Stored entries
——————
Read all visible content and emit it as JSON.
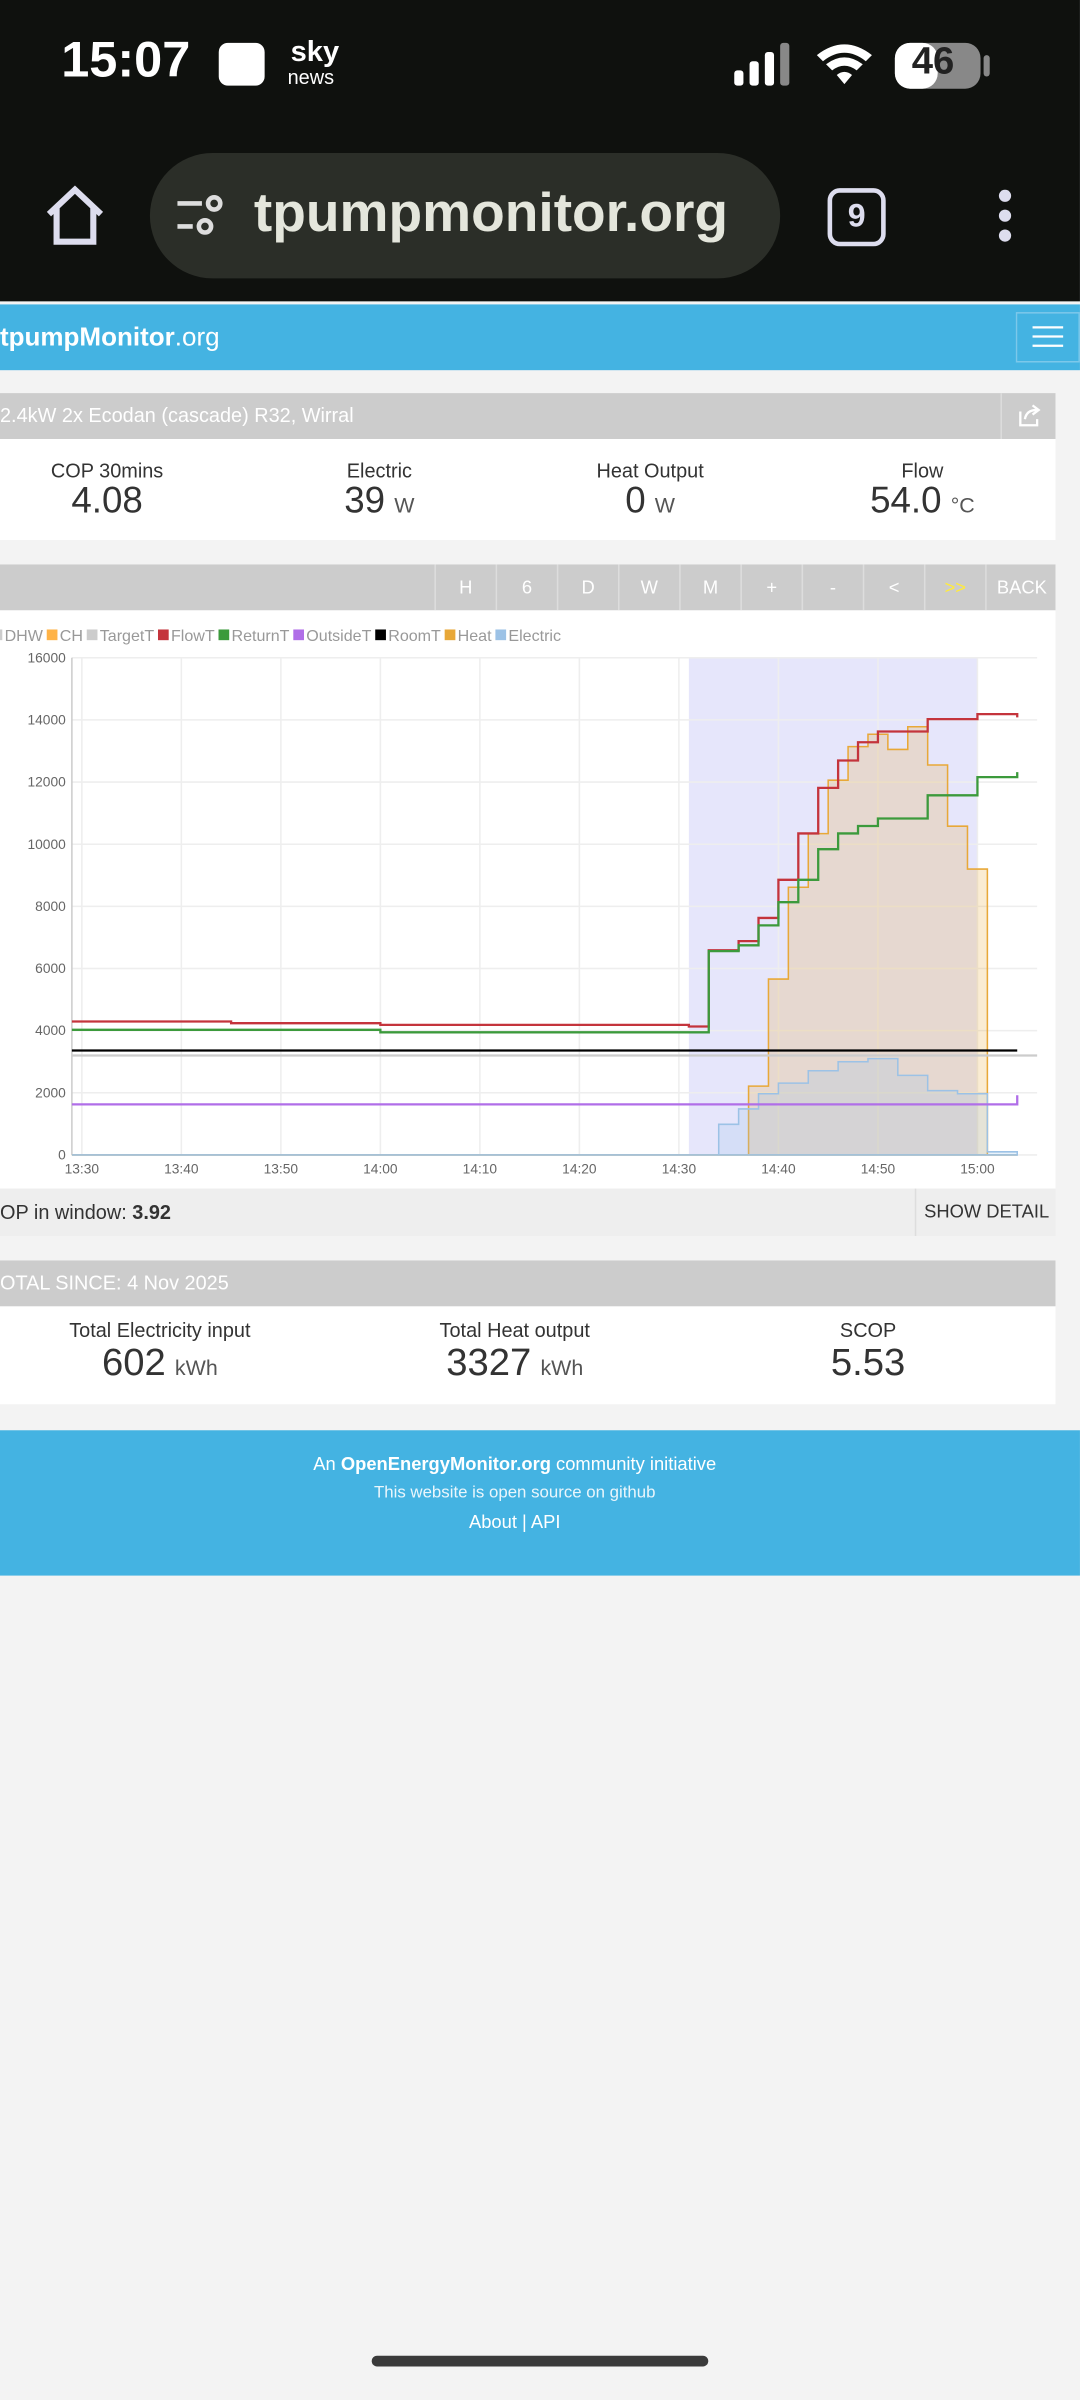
{
  "status_bar": {
    "time": "15:07",
    "app_top": "sky",
    "app_bottom": "news",
    "battery": "46"
  },
  "browser": {
    "url": "tpumpmonitor.org",
    "tab_count": "9"
  },
  "header": {
    "brand_bold": "tpumpMonitor",
    "brand_rest": ".org"
  },
  "system": {
    "title": "2.4kW 2x Ecodan (cascade) R32, Wirral"
  },
  "stats": [
    {
      "label": "COP 30mins",
      "value": "4.08"
    },
    {
      "label": "Electric",
      "value": "39",
      "unit": "W"
    },
    {
      "label": "Heat Output",
      "value": "0",
      "unit": "W"
    },
    {
      "label": "Flow",
      "value": "54.0",
      "unit": "°C"
    }
  ],
  "controls": [
    "H",
    "6",
    "D",
    "W",
    "M",
    "+",
    "-",
    "<",
    ">>",
    "BACK"
  ],
  "chart_data": {
    "type": "line",
    "xlim": [
      "13:29",
      "15:06"
    ],
    "xticks": [
      "13:30",
      "13:40",
      "13:50",
      "14:00",
      "14:10",
      "14:20",
      "14:30",
      "14:40",
      "14:50",
      "15:00"
    ],
    "ylim": [
      0,
      16000
    ],
    "yticks": [
      0,
      2000,
      4000,
      6000,
      8000,
      10000,
      12000,
      14000,
      16000
    ],
    "y2lim": [
      0,
      60
    ],
    "grid": true,
    "highlight": [
      "14:31",
      "15:00"
    ],
    "series": [
      {
        "name": "DHW",
        "color": "#cccccc",
        "x": [],
        "values": []
      },
      {
        "name": "CH",
        "color": "#ffb347",
        "x": [],
        "values": []
      },
      {
        "name": "TargetT",
        "color": "#cccccc",
        "axis": "y2",
        "x": [
          "13:29",
          "15:06"
        ],
        "values": [
          12.0,
          12.0
        ]
      },
      {
        "name": "FlowT",
        "color": "#c4343c",
        "axis": "y2",
        "x": [
          "13:29",
          "13:45",
          "14:00",
          "14:31",
          "14:33",
          "14:36",
          "14:38",
          "14:40",
          "14:42",
          "14:44",
          "14:46",
          "14:48",
          "14:50",
          "14:55",
          "15:00",
          "15:04"
        ],
        "values": [
          16.1,
          15.9,
          15.7,
          15.5,
          24.7,
          25.8,
          28.6,
          33.2,
          38.8,
          44.3,
          47.6,
          49.8,
          51.1,
          52.6,
          53.2,
          52.8
        ]
      },
      {
        "name": "ReturnT",
        "color": "#3c9a3c",
        "axis": "y2",
        "x": [
          "13:29",
          "14:00",
          "14:31",
          "14:33",
          "14:36",
          "14:38",
          "14:40",
          "14:42",
          "14:44",
          "14:46",
          "14:48",
          "14:50",
          "14:55",
          "15:00",
          "15:04"
        ],
        "values": [
          15.1,
          14.8,
          14.8,
          24.6,
          25.3,
          27.7,
          30.5,
          33.2,
          36.9,
          38.8,
          39.7,
          40.6,
          43.4,
          45.6,
          46.2
        ]
      },
      {
        "name": "OutsideT",
        "color": "#b06ee8",
        "axis": "y2",
        "x": [
          "13:29",
          "15:03",
          "15:04"
        ],
        "values": [
          6.1,
          6.1,
          7.2
        ]
      },
      {
        "name": "RoomT",
        "color": "#000000",
        "axis": "y2",
        "x": [
          "13:29",
          "15:04"
        ],
        "values": [
          12.6,
          12.6
        ]
      },
      {
        "name": "Heat",
        "color": "#e8a838",
        "fill": true,
        "x": [
          "13:29",
          "14:37",
          "14:39",
          "14:41",
          "14:43",
          "14:45",
          "14:47",
          "14:49",
          "14:51",
          "14:53",
          "14:55",
          "14:57",
          "14:59",
          "15:00",
          "15:01",
          "15:04"
        ],
        "values": [
          0,
          2215,
          5660,
          8615,
          10340,
          12060,
          13140,
          13540,
          13050,
          13780,
          12550,
          10580,
          9200,
          9200,
          0,
          0
        ]
      },
      {
        "name": "Electric",
        "color": "#9cc2e6",
        "fill": true,
        "x": [
          "13:29",
          "14:34",
          "14:36",
          "14:38",
          "14:40",
          "14:43",
          "14:46",
          "14:49",
          "14:52",
          "14:55",
          "14:58",
          "15:00",
          "15:01",
          "15:04"
        ],
        "values": [
          0,
          985,
          1480,
          1970,
          2310,
          2710,
          3000,
          3100,
          2560,
          2070,
          1970,
          1970,
          100,
          100
        ]
      }
    ]
  },
  "window": {
    "label": "OP in window: ",
    "value": "3.92",
    "button": "SHOW DETAIL"
  },
  "totals": {
    "title": "OTAL SINCE: 4 Nov 2025",
    "items": [
      {
        "label": "Total Electricity input",
        "value": "602",
        "unit": "kWh"
      },
      {
        "label": "Total Heat output",
        "value": "3327",
        "unit": "kWh"
      },
      {
        "label": "SCOP",
        "value": "5.53"
      }
    ]
  },
  "footer": {
    "pre": "An ",
    "link": "OpenEnergyMonitor.org",
    "post": " community initiative",
    "line2": "This website is open source on github",
    "links": "About | API"
  }
}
——————
**Short task**
The records above need to be restated word for word, with the pictures left out.

**Exercise output**
Read all visible content and emit it as JSON.
{
  "status_bar": {
    "time": "15:07",
    "app_top": "sky",
    "app_bottom": "news",
    "battery": "46"
  },
  "browser": {
    "url": "tpumpmonitor.org",
    "tab_count": "9"
  },
  "header": {
    "brand_bold": "tpumpMonitor",
    "brand_rest": ".org"
  },
  "system": {
    "title": "2.4kW 2x Ecodan (cascade) R32, Wirral"
  },
  "stats": [
    {
      "label": "COP 30mins",
      "value": "4.08"
    },
    {
      "label": "Electric",
      "value": "39",
      "unit": "W"
    },
    {
      "label": "Heat Output",
      "value": "0",
      "unit": "W"
    },
    {
      "label": "Flow",
      "value": "54.0",
      "unit": "°C"
    }
  ],
  "controls": [
    "H",
    "6",
    "D",
    "W",
    "M",
    "+",
    "-",
    "<",
    ">>",
    "BACK"
  ],
  "chart_data": {
    "type": "line",
    "xlim": [
      "13:29",
      "15:06"
    ],
    "xticks": [
      "13:30",
      "13:40",
      "13:50",
      "14:00",
      "14:10",
      "14:20",
      "14:30",
      "14:40",
      "14:50",
      "15:00"
    ],
    "ylim": [
      0,
      16000
    ],
    "yticks": [
      0,
      2000,
      4000,
      6000,
      8000,
      10000,
      12000,
      14000,
      16000
    ],
    "y2lim": [
      0,
      60
    ],
    "grid": true,
    "highlight": [
      "14:31",
      "15:00"
    ],
    "series": [
      {
        "name": "DHW",
        "color": "#cccccc",
        "x": [],
        "values": []
      },
      {
        "name": "CH",
        "color": "#ffb347",
        "x": [],
        "values": []
      },
      {
        "name": "TargetT",
        "color": "#cccccc",
        "axis": "y2",
        "x": [
          "13:29",
          "15:06"
        ],
        "values": [
          12.0,
          12.0
        ]
      },
      {
        "name": "FlowT",
        "color": "#c4343c",
        "axis": "y2",
        "x": [
          "13:29",
          "13:45",
          "14:00",
          "14:31",
          "14:33",
          "14:36",
          "14:38",
          "14:40",
          "14:42",
          "14:44",
          "14:46",
          "14:48",
          "14:50",
          "14:55",
          "15:00",
          "15:04"
        ],
        "values": [
          16.1,
          15.9,
          15.7,
          15.5,
          24.7,
          25.8,
          28.6,
          33.2,
          38.8,
          44.3,
          47.6,
          49.8,
          51.1,
          52.6,
          53.2,
          52.8
        ]
      },
      {
        "name": "ReturnT",
        "color": "#3c9a3c",
        "axis": "y2",
        "x": [
          "13:29",
          "14:00",
          "14:31",
          "14:33",
          "14:36",
          "14:38",
          "14:40",
          "14:42",
          "14:44",
          "14:46",
          "14:48",
          "14:50",
          "14:55",
          "15:00",
          "15:04"
        ],
        "values": [
          15.1,
          14.8,
          14.8,
          24.6,
          25.3,
          27.7,
          30.5,
          33.2,
          36.9,
          38.8,
          39.7,
          40.6,
          43.4,
          45.6,
          46.2
        ]
      },
      {
        "name": "OutsideT",
        "color": "#b06ee8",
        "axis": "y2",
        "x": [
          "13:29",
          "15:03",
          "15:04"
        ],
        "values": [
          6.1,
          6.1,
          7.2
        ]
      },
      {
        "name": "RoomT",
        "color": "#000000",
        "axis": "y2",
        "x": [
          "13:29",
          "15:04"
        ],
        "values": [
          12.6,
          12.6
        ]
      },
      {
        "name": "Heat",
        "color": "#e8a838",
        "fill": true,
        "x": [
          "13:29",
          "14:37",
          "14:39",
          "14:41",
          "14:43",
          "14:45",
          "14:47",
          "14:49",
          "14:51",
          "14:53",
          "14:55",
          "14:57",
          "14:59",
          "15:00",
          "15:01",
          "15:04"
        ],
        "values": [
          0,
          2215,
          5660,
          8615,
          10340,
          12060,
          13140,
          13540,
          13050,
          13780,
          12550,
          10580,
          9200,
          9200,
          0,
          0
        ]
      },
      {
        "name": "Electric",
        "color": "#9cc2e6",
        "fill": true,
        "x": [
          "13:29",
          "14:34",
          "14:36",
          "14:38",
          "14:40",
          "14:43",
          "14:46",
          "14:49",
          "14:52",
          "14:55",
          "14:58",
          "15:00",
          "15:01",
          "15:04"
        ],
        "values": [
          0,
          985,
          1480,
          1970,
          2310,
          2710,
          3000,
          3100,
          2560,
          2070,
          1970,
          1970,
          100,
          100
        ]
      }
    ]
  },
  "window": {
    "label": "OP in window: ",
    "value": "3.92",
    "button": "SHOW DETAIL"
  },
  "totals": {
    "title": "OTAL SINCE: 4 Nov 2025",
    "items": [
      {
        "label": "Total Electricity input",
        "value": "602",
        "unit": "kWh"
      },
      {
        "label": "Total Heat output",
        "value": "3327",
        "unit": "kWh"
      },
      {
        "label": "SCOP",
        "value": "5.53"
      }
    ]
  },
  "footer": {
    "pre": "An ",
    "link": "OpenEnergyMonitor.org",
    "post": " community initiative",
    "line2": "This website is open source on github",
    "links": "About | API"
  }
}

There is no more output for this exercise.